[Start]

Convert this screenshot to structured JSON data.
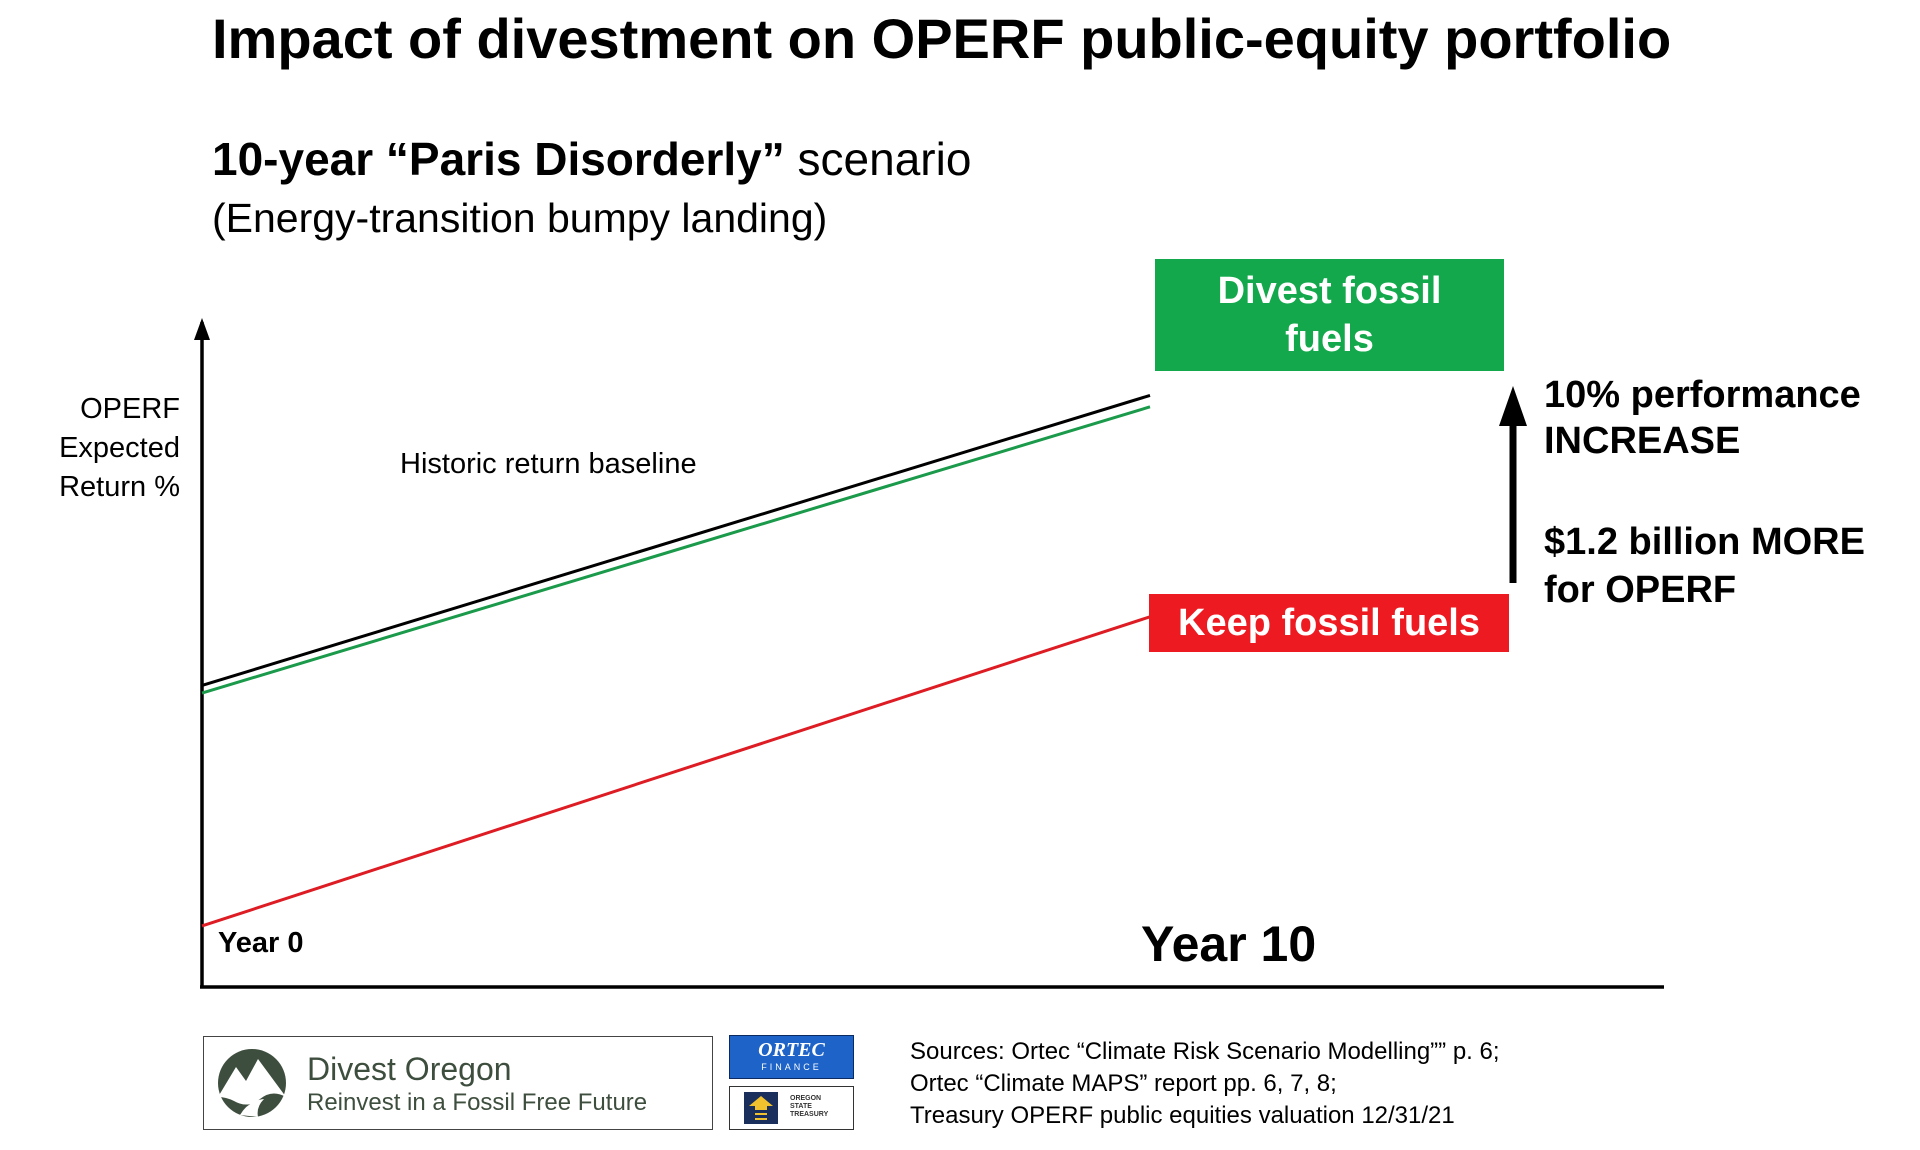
{
  "title": "Impact of divestment on OPERF public-equity portfolio",
  "subtitle": {
    "bold": "10-year “Paris Disorderly”",
    "rest": " scenario"
  },
  "subtitle2": "(Energy-transition bumpy landing)",
  "chart_data": {
    "type": "line",
    "x": [
      "Year 0",
      "Year 10"
    ],
    "x_tick_labels": [
      "Year 0",
      "Year 10"
    ],
    "ylabel": [
      "OPERF",
      "Expected",
      "Return %"
    ],
    "y_ticks": "none",
    "series": [
      {
        "name": "Historic return baseline",
        "color": "#000000",
        "values": [
          0.79,
          1.55
        ]
      },
      {
        "name": "Divest fossil fuels",
        "color": "#1a9a4a",
        "values": [
          0.77,
          1.52
        ]
      },
      {
        "name": "Keep fossil fuels",
        "color": "#dd1c24",
        "values": [
          0.16,
          0.97
        ]
      }
    ],
    "ylim": [
      0,
      1.8
    ],
    "grid": false,
    "annotations": {
      "baseline_label": "Historic return baseline",
      "divest_box": [
        "Divest fossil",
        "fuels"
      ],
      "keep_box": "Keep fossil fuels",
      "performance": [
        "10% performance",
        "INCREASE"
      ],
      "money": [
        "$1.2 billion MORE",
        "for OPERF"
      ]
    }
  },
  "colors": {
    "divest_green": "#12a84b",
    "keep_red": "#ee1a22"
  },
  "footer": {
    "logo_name": "Divest Oregon",
    "logo_tagline": "Reinvest in a Fossil Free Future",
    "ortec_name": "ORTEC",
    "ortec_sub": "FINANCE",
    "treasury_lines": [
      "OREGON",
      "STATE",
      "TREASURY"
    ],
    "sources": [
      "Sources: Ortec “Climate Risk Scenario Modelling”” p. 6;",
      "Ortec “Climate MAPS”  report pp. 6, 7, 8;",
      "Treasury OPERF public equities valuation 12/31/21"
    ]
  }
}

[End]

Instructions for the task:
Transcribe the whole listing exactly. Pictures stay out of your copy.

Result:
Convert this screenshot to structured JSON data.
{
  "title": "Impact of divestment on OPERF public-equity portfolio",
  "subtitle": {
    "bold": "10-year “Paris Disorderly”",
    "rest": " scenario"
  },
  "subtitle2": "(Energy-transition bumpy landing)",
  "chart_data": {
    "type": "line",
    "x": [
      "Year 0",
      "Year 10"
    ],
    "x_tick_labels": [
      "Year 0",
      "Year 10"
    ],
    "ylabel": [
      "OPERF",
      "Expected",
      "Return %"
    ],
    "y_ticks": "none",
    "series": [
      {
        "name": "Historic return baseline",
        "color": "#000000",
        "values": [
          0.79,
          1.55
        ]
      },
      {
        "name": "Divest fossil fuels",
        "color": "#1a9a4a",
        "values": [
          0.77,
          1.52
        ]
      },
      {
        "name": "Keep fossil fuels",
        "color": "#dd1c24",
        "values": [
          0.16,
          0.97
        ]
      }
    ],
    "ylim": [
      0,
      1.8
    ],
    "grid": false,
    "annotations": {
      "baseline_label": "Historic return baseline",
      "divest_box": [
        "Divest fossil",
        "fuels"
      ],
      "keep_box": "Keep fossil fuels",
      "performance": [
        "10% performance",
        "INCREASE"
      ],
      "money": [
        "$1.2 billion MORE",
        "for OPERF"
      ]
    }
  },
  "colors": {
    "divest_green": "#12a84b",
    "keep_red": "#ee1a22"
  },
  "footer": {
    "logo_name": "Divest Oregon",
    "logo_tagline": "Reinvest in a Fossil Free Future",
    "ortec_name": "ORTEC",
    "ortec_sub": "FINANCE",
    "treasury_lines": [
      "OREGON",
      "STATE",
      "TREASURY"
    ],
    "sources": [
      "Sources: Ortec “Climate Risk Scenario Modelling”” p. 6;",
      "Ortec “Climate MAPS”  report pp. 6, 7, 8;",
      "Treasury OPERF public equities valuation 12/31/21"
    ]
  }
}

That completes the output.